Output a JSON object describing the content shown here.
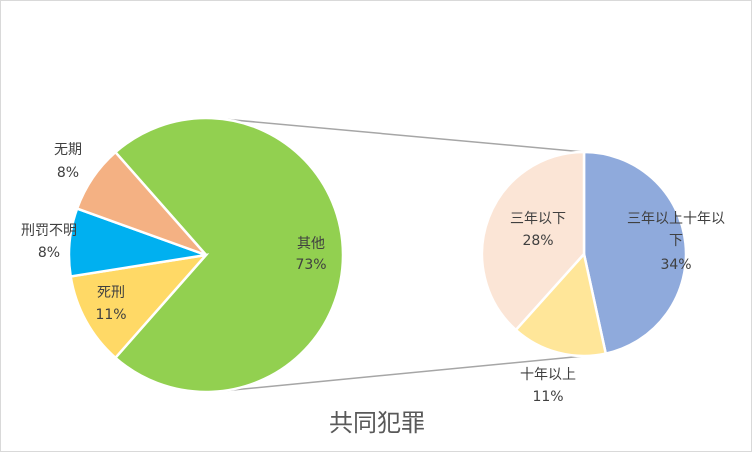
{
  "chart_data": {
    "type": "pie-of-pie",
    "title": "共同犯罪",
    "primary": {
      "slices": [
        {
          "label": "其他",
          "value": 73,
          "pct_label": "73%",
          "color": "#92d050"
        },
        {
          "label": "死刑",
          "value": 11,
          "pct_label": "11%",
          "color": "#ffd966"
        },
        {
          "label": "刑罚不明",
          "value": 8,
          "pct_label": "8%",
          "color": "#00b0f0"
        },
        {
          "label": "无期",
          "value": 8,
          "pct_label": "8%",
          "color": "#f4b183"
        }
      ]
    },
    "secondary": {
      "expands": "其他",
      "slices": [
        {
          "label": "三年以上十年以下",
          "value": 34,
          "pct_label": "34%",
          "color": "#8faadc"
        },
        {
          "label": "十年以上",
          "value": 11,
          "pct_label": "11%",
          "color": "#ffe699"
        },
        {
          "label": "三年以下",
          "value": 28,
          "pct_label": "28%",
          "color": "#fbe5d6"
        }
      ]
    },
    "connector_color": "#a6a6a6"
  }
}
──────────────────────────────
• _Task requirements_:
Only lines with the string "value" belong in your answer; copy each one.

• _Answer to this problem_:
          "value": 73,
          "value": 11,
          "value": 8,
          "value": 8,
          "value": 34,
          "value": 11,
          "value": 28,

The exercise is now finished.